"""

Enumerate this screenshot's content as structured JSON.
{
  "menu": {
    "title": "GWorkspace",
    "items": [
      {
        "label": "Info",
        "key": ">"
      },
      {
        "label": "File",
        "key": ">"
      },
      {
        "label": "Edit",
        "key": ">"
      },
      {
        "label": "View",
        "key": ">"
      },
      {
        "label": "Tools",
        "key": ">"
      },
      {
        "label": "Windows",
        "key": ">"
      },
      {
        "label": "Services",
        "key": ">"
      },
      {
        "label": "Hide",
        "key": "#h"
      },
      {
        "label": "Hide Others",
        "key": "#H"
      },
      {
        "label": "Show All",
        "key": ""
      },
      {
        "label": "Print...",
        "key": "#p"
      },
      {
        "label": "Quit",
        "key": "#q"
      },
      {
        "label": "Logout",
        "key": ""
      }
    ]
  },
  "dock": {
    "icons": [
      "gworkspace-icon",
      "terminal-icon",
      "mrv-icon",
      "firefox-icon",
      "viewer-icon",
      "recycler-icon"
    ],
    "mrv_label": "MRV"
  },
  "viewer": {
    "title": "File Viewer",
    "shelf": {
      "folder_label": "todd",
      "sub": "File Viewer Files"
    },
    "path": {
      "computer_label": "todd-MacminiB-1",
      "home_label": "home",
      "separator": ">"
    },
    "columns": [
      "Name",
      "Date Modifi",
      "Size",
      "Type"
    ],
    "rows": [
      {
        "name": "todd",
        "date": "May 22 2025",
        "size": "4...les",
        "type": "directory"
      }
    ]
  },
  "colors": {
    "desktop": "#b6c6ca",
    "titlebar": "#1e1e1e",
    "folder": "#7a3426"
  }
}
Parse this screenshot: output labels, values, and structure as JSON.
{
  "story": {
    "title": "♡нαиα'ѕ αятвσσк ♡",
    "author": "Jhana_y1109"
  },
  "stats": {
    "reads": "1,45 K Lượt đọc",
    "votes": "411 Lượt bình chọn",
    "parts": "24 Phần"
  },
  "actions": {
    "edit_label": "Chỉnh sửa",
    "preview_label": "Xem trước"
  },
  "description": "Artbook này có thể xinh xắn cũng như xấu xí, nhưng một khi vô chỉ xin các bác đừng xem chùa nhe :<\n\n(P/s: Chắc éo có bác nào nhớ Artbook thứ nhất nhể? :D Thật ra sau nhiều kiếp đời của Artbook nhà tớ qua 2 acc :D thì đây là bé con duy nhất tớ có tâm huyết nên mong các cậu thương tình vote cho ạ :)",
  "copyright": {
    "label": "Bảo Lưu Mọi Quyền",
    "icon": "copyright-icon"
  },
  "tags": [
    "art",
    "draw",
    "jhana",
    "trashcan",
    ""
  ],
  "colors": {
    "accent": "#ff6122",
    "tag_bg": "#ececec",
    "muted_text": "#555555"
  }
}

"""

__What is asked__.
Copy every line from the records above that contains the word "todd".

__Answer to the exercise__.
      "folder_label": "todd",
      "computer_label": "todd-MacminiB-1",
        "name": "todd",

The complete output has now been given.